───── DATA SECTION

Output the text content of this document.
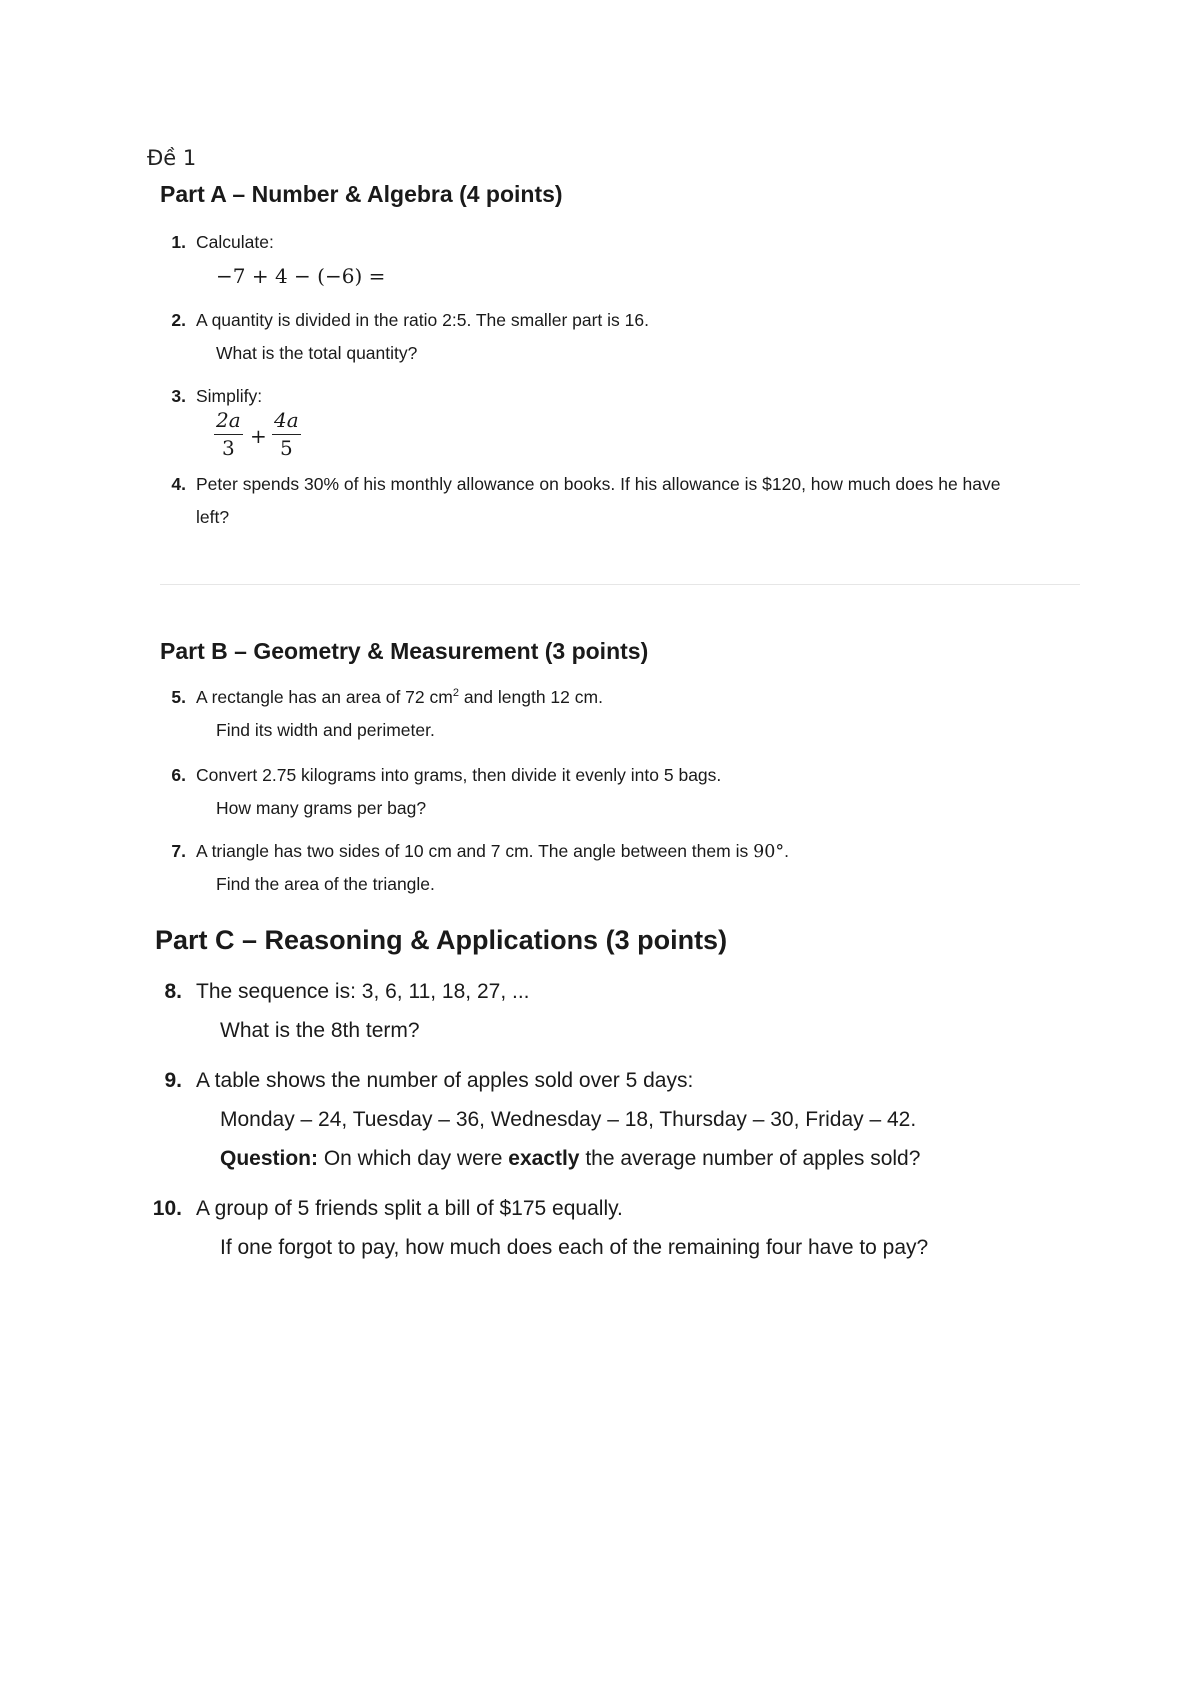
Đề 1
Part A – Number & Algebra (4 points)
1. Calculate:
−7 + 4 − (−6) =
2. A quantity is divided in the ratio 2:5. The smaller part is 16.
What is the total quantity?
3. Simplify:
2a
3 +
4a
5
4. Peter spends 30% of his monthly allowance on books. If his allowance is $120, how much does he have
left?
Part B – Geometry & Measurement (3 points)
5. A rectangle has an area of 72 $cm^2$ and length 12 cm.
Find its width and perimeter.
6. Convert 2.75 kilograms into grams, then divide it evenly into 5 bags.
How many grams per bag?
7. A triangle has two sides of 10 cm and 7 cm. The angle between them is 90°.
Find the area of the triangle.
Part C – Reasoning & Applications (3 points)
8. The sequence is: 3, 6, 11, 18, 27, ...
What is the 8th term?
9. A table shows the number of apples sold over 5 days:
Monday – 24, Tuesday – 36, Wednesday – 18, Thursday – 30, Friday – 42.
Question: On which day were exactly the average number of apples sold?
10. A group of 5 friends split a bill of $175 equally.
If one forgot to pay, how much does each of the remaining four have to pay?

──────────

TO BE DONE: Leave the pictures out and output the rest of the listing exactly.

THE ANSWER:
Output the text content of this document.
Đề 1
Part A – Number & Algebra (4 points)
1. Calculate:
−7 + 4 − (−6) =
2. A quantity is divided in the ratio 2:5. The smaller part is 16.
What is the total quantity?
3. Simplify:
2a
3 +
4a
5
4. Peter spends 30% of his monthly allowance on books. If his allowance is $120, how much does he have
left?
Part B – Geometry & Measurement (3 points)
5. A rectangle has an area of 72 $cm^2$ and length 12 cm.
Find its width and perimeter.
6. Convert 2.75 kilograms into grams, then divide it evenly into 5 bags.
How many grams per bag?
7. A triangle has two sides of 10 cm and 7 cm. The angle between them is 90°.
Find the area of the triangle.
Part C – Reasoning & Applications (3 points)
8. The sequence is: 3, 6, 11, 18, 27, ...
What is the 8th term?
9. A table shows the number of apples sold over 5 days:
Monday – 24, Tuesday – 36, Wednesday – 18, Thursday – 30, Friday – 42.
Question: On which day were exactly the average number of apples sold?
10. A group of 5 friends split a bill of $175 equally.
If one forgot to pay, how much does each of the remaining four have to pay?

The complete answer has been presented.